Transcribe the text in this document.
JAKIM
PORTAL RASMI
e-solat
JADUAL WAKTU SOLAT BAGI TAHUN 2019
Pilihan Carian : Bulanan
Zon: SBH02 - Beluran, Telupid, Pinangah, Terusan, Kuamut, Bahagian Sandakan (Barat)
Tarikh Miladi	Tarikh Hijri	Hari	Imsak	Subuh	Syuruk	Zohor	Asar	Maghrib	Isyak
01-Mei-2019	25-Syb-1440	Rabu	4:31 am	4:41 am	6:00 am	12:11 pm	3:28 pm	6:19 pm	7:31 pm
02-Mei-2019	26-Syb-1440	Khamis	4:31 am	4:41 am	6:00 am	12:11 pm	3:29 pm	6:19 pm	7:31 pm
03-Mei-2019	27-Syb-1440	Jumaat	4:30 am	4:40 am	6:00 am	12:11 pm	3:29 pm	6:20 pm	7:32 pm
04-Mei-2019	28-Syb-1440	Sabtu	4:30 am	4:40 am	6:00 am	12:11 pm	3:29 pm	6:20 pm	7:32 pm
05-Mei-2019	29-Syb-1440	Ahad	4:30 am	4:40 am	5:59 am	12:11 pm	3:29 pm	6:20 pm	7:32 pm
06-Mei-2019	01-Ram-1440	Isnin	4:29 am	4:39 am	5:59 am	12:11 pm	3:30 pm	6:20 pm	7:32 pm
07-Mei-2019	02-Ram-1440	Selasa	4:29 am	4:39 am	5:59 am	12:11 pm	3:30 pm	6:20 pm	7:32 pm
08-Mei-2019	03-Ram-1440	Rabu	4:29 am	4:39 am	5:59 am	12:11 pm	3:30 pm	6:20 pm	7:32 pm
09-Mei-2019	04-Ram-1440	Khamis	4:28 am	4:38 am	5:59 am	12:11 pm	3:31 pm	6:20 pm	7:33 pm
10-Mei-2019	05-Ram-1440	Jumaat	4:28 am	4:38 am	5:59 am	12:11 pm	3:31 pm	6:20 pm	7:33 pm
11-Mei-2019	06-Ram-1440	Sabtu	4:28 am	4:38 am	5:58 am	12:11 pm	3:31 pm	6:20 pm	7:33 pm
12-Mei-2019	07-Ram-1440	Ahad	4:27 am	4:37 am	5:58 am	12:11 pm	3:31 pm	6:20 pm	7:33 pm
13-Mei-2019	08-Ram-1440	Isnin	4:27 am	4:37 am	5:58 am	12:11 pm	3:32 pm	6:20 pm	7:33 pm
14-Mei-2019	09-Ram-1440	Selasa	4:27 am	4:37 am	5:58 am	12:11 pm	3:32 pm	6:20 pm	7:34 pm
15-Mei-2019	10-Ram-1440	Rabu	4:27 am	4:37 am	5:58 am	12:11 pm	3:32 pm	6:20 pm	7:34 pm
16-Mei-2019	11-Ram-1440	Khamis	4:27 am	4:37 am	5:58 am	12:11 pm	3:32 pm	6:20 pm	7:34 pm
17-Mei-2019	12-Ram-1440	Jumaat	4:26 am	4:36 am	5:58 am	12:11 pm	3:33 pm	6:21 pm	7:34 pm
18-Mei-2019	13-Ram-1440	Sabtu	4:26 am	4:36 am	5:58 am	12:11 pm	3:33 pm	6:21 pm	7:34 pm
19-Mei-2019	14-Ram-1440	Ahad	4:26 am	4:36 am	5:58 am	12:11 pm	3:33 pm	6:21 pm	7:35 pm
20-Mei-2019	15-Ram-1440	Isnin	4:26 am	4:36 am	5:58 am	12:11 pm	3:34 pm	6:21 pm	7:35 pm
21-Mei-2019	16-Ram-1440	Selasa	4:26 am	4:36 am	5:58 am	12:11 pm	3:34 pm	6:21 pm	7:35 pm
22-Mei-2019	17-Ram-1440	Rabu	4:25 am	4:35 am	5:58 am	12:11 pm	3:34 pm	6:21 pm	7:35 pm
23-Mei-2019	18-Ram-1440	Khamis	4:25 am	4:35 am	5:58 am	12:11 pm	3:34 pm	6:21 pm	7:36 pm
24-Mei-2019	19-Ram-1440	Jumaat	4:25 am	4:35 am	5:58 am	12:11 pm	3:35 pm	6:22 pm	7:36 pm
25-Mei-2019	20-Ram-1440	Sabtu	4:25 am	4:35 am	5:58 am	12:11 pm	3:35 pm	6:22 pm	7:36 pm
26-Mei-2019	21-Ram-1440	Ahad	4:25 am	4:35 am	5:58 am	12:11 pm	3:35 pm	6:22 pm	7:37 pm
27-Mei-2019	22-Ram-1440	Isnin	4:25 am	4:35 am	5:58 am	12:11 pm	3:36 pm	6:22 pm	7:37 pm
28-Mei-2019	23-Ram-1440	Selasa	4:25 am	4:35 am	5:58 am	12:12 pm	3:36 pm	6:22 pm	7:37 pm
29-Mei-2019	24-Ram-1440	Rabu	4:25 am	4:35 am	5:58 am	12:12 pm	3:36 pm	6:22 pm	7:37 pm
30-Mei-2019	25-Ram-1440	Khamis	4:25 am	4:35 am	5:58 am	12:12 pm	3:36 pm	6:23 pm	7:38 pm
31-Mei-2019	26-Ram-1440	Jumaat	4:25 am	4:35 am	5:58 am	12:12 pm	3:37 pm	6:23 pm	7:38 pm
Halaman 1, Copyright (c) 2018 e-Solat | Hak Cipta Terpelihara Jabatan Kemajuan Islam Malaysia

----

The entries above must be returned in full, exactly as shown.

### The answer
Transcribe the text in this document.
JAKIM
PORTAL RASMI
e-solat
JADUAL WAKTU SOLAT BAGI TAHUN 2019
Pilihan Carian : Bulanan
Zon: SBH02 - Beluran, Telupid, Pinangah, Terusan, Kuamut, Bahagian Sandakan (Barat)
Tarikh Miladi	Tarikh Hijri	Hari	Imsak	Subuh	Syuruk	Zohor	Asar	Maghrib	Isyak
01-Mei-2019	25-Syb-1440	Rabu	4:31 am	4:41 am	6:00 am	12:11 pm	3:28 pm	6:19 pm	7:31 pm
02-Mei-2019	26-Syb-1440	Khamis	4:31 am	4:41 am	6:00 am	12:11 pm	3:29 pm	6:19 pm	7:31 pm
03-Mei-2019	27-Syb-1440	Jumaat	4:30 am	4:40 am	6:00 am	12:11 pm	3:29 pm	6:20 pm	7:32 pm
04-Mei-2019	28-Syb-1440	Sabtu	4:30 am	4:40 am	6:00 am	12:11 pm	3:29 pm	6:20 pm	7:32 pm
05-Mei-2019	29-Syb-1440	Ahad	4:30 am	4:40 am	5:59 am	12:11 pm	3:29 pm	6:20 pm	7:32 pm
06-Mei-2019	01-Ram-1440	Isnin	4:29 am	4:39 am	5:59 am	12:11 pm	3:30 pm	6:20 pm	7:32 pm
07-Mei-2019	02-Ram-1440	Selasa	4:29 am	4:39 am	5:59 am	12:11 pm	3:30 pm	6:20 pm	7:32 pm
08-Mei-2019	03-Ram-1440	Rabu	4:29 am	4:39 am	5:59 am	12:11 pm	3:30 pm	6:20 pm	7:32 pm
09-Mei-2019	04-Ram-1440	Khamis	4:28 am	4:38 am	5:59 am	12:11 pm	3:31 pm	6:20 pm	7:33 pm
10-Mei-2019	05-Ram-1440	Jumaat	4:28 am	4:38 am	5:59 am	12:11 pm	3:31 pm	6:20 pm	7:33 pm
11-Mei-2019	06-Ram-1440	Sabtu	4:28 am	4:38 am	5:58 am	12:11 pm	3:31 pm	6:20 pm	7:33 pm
12-Mei-2019	07-Ram-1440	Ahad	4:27 am	4:37 am	5:58 am	12:11 pm	3:31 pm	6:20 pm	7:33 pm
13-Mei-2019	08-Ram-1440	Isnin	4:27 am	4:37 am	5:58 am	12:11 pm	3:32 pm	6:20 pm	7:33 pm
14-Mei-2019	09-Ram-1440	Selasa	4:27 am	4:37 am	5:58 am	12:11 pm	3:32 pm	6:20 pm	7:34 pm
15-Mei-2019	10-Ram-1440	Rabu	4:27 am	4:37 am	5:58 am	12:11 pm	3:32 pm	6:20 pm	7:34 pm
16-Mei-2019	11-Ram-1440	Khamis	4:27 am	4:37 am	5:58 am	12:11 pm	3:32 pm	6:20 pm	7:34 pm
17-Mei-2019	12-Ram-1440	Jumaat	4:26 am	4:36 am	5:58 am	12:11 pm	3:33 pm	6:21 pm	7:34 pm
18-Mei-2019	13-Ram-1440	Sabtu	4:26 am	4:36 am	5:58 am	12:11 pm	3:33 pm	6:21 pm	7:34 pm
19-Mei-2019	14-Ram-1440	Ahad	4:26 am	4:36 am	5:58 am	12:11 pm	3:33 pm	6:21 pm	7:35 pm
20-Mei-2019	15-Ram-1440	Isnin	4:26 am	4:36 am	5:58 am	12:11 pm	3:34 pm	6:21 pm	7:35 pm
21-Mei-2019	16-Ram-1440	Selasa	4:26 am	4:36 am	5:58 am	12:11 pm	3:34 pm	6:21 pm	7:35 pm
22-Mei-2019	17-Ram-1440	Rabu	4:25 am	4:35 am	5:58 am	12:11 pm	3:34 pm	6:21 pm	7:35 pm
23-Mei-2019	18-Ram-1440	Khamis	4:25 am	4:35 am	5:58 am	12:11 pm	3:34 pm	6:21 pm	7:36 pm
24-Mei-2019	19-Ram-1440	Jumaat	4:25 am	4:35 am	5:58 am	12:11 pm	3:35 pm	6:22 pm	7:36 pm
25-Mei-2019	20-Ram-1440	Sabtu	4:25 am	4:35 am	5:58 am	12:11 pm	3:35 pm	6:22 pm	7:36 pm
26-Mei-2019	21-Ram-1440	Ahad	4:25 am	4:35 am	5:58 am	12:11 pm	3:35 pm	6:22 pm	7:37 pm
27-Mei-2019	22-Ram-1440	Isnin	4:25 am	4:35 am	5:58 am	12:11 pm	3:36 pm	6:22 pm	7:37 pm
28-Mei-2019	23-Ram-1440	Selasa	4:25 am	4:35 am	5:58 am	12:12 pm	3:36 pm	6:22 pm	7:37 pm
29-Mei-2019	24-Ram-1440	Rabu	4:25 am	4:35 am	5:58 am	12:12 pm	3:36 pm	6:22 pm	7:37 pm
30-Mei-2019	25-Ram-1440	Khamis	4:25 am	4:35 am	5:58 am	12:12 pm	3:36 pm	6:23 pm	7:38 pm
31-Mei-2019	26-Ram-1440	Jumaat	4:25 am	4:35 am	5:58 am	12:12 pm	3:37 pm	6:23 pm	7:38 pm
Halaman 1, Copyright (c) 2018 e-Solat | Hak Cipta Terpelihara Jabatan Kemajuan Islam Malaysia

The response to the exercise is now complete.